INSTRUCTION:
From the records below, copy every line that contains the word "Miss".

══ DATA SHOWN ══

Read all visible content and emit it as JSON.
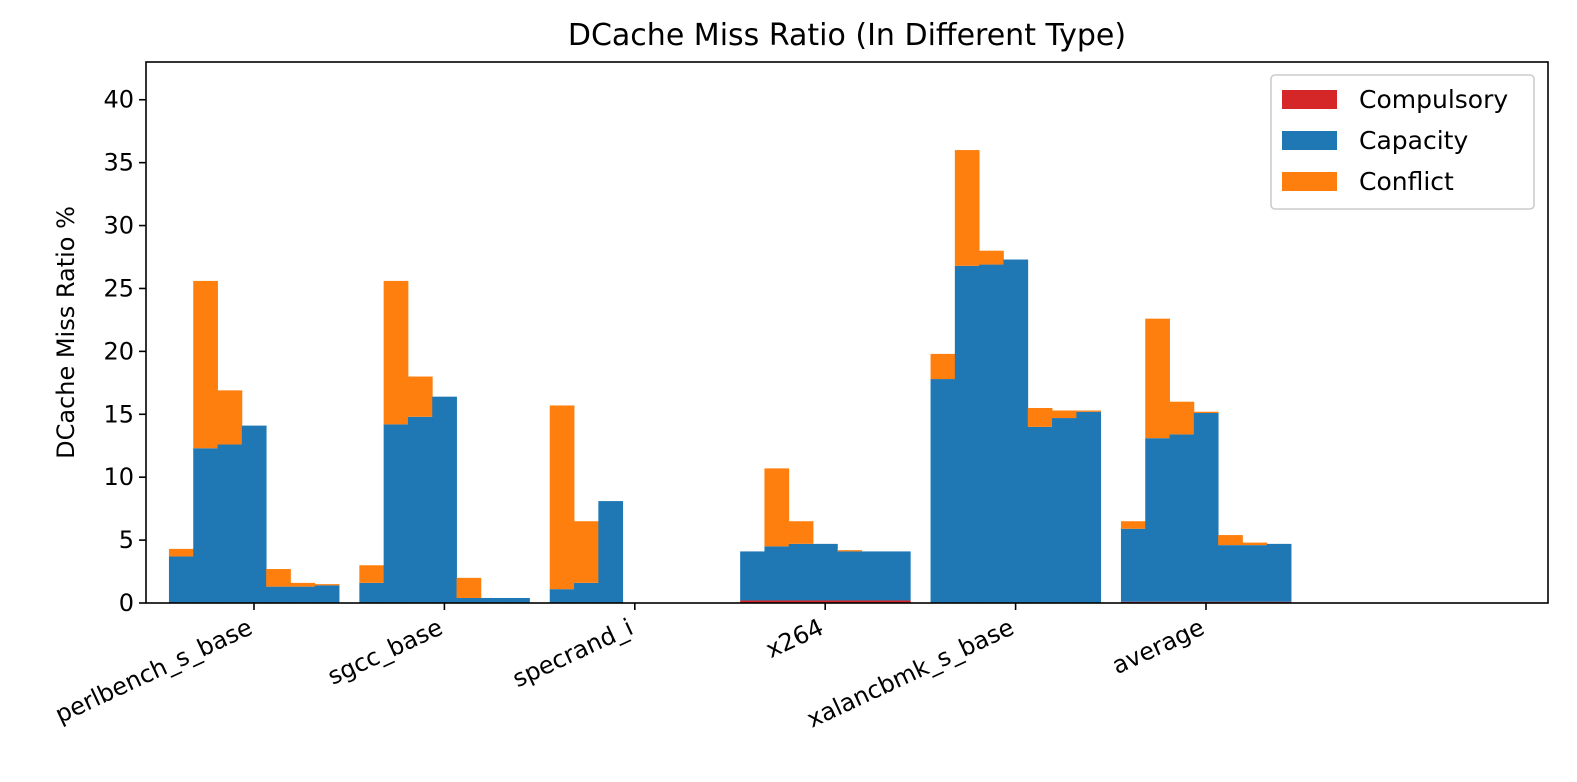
{
  "chart_data": {
    "type": "bar",
    "title": "DCache Miss Ratio (In Different Type)",
    "xlabel": "",
    "ylabel": "DCache Miss Ratio %",
    "ylim": [
      0,
      43
    ],
    "yticks": [
      0,
      5,
      10,
      15,
      20,
      25,
      30,
      35,
      40
    ],
    "grid": false,
    "legend_position": "top-right",
    "stacked": true,
    "categories": [
      "perlbench_s_base",
      "sgcc_base",
      "specrand_i",
      "x264",
      "xalancbmk_s_base",
      "average"
    ],
    "bars_per_category": 7,
    "series": [
      {
        "name": "Compulsory",
        "color": "#d62728",
        "values": [
          [
            0,
            0,
            0,
            0,
            0,
            0,
            0
          ],
          [
            0,
            0,
            0,
            0,
            0,
            0,
            0
          ],
          [
            0,
            0,
            0,
            0,
            0,
            0,
            0
          ],
          [
            0.2,
            0.2,
            0.2,
            0.2,
            0.2,
            0.2,
            0.2
          ],
          [
            0,
            0,
            0,
            0,
            0,
            0,
            0
          ],
          [
            0.1,
            0.1,
            0.1,
            0.1,
            0.1,
            0.1,
            0.1
          ]
        ]
      },
      {
        "name": "Capacity",
        "color": "#1f77b4",
        "values": [
          [
            3.7,
            12.3,
            12.6,
            14.1,
            1.3,
            1.3,
            1.4
          ],
          [
            1.6,
            14.2,
            14.8,
            16.4,
            0.4,
            0.4,
            0.4
          ],
          [
            1.1,
            1.6,
            8.1,
            0,
            0,
            0,
            0
          ],
          [
            3.9,
            4.3,
            4.5,
            4.5,
            3.9,
            3.9,
            3.9
          ],
          [
            17.8,
            26.8,
            26.9,
            27.3,
            14.0,
            14.7,
            15.2
          ],
          [
            5.8,
            13.0,
            13.3,
            15.0,
            4.5,
            4.5,
            4.6
          ]
        ]
      },
      {
        "name": "Conflict",
        "color": "#ff7f0e",
        "values": [
          [
            0.6,
            13.3,
            4.3,
            0,
            1.4,
            0.3,
            0.1
          ],
          [
            1.4,
            11.4,
            3.2,
            0,
            1.6,
            0,
            0
          ],
          [
            14.6,
            4.9,
            0,
            0,
            0,
            0,
            0
          ],
          [
            0,
            6.2,
            1.8,
            0,
            0.1,
            0,
            0
          ],
          [
            2.0,
            9.2,
            1.1,
            0,
            1.5,
            0.6,
            0.1
          ],
          [
            0.6,
            9.5,
            2.6,
            0.1,
            0.8,
            0.2,
            0
          ]
        ]
      }
    ]
  }
}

═══

TASK RESULT:
    "title": "DCache Miss Ratio (In Different Type)",
    "ylabel": "DCache Miss Ratio %",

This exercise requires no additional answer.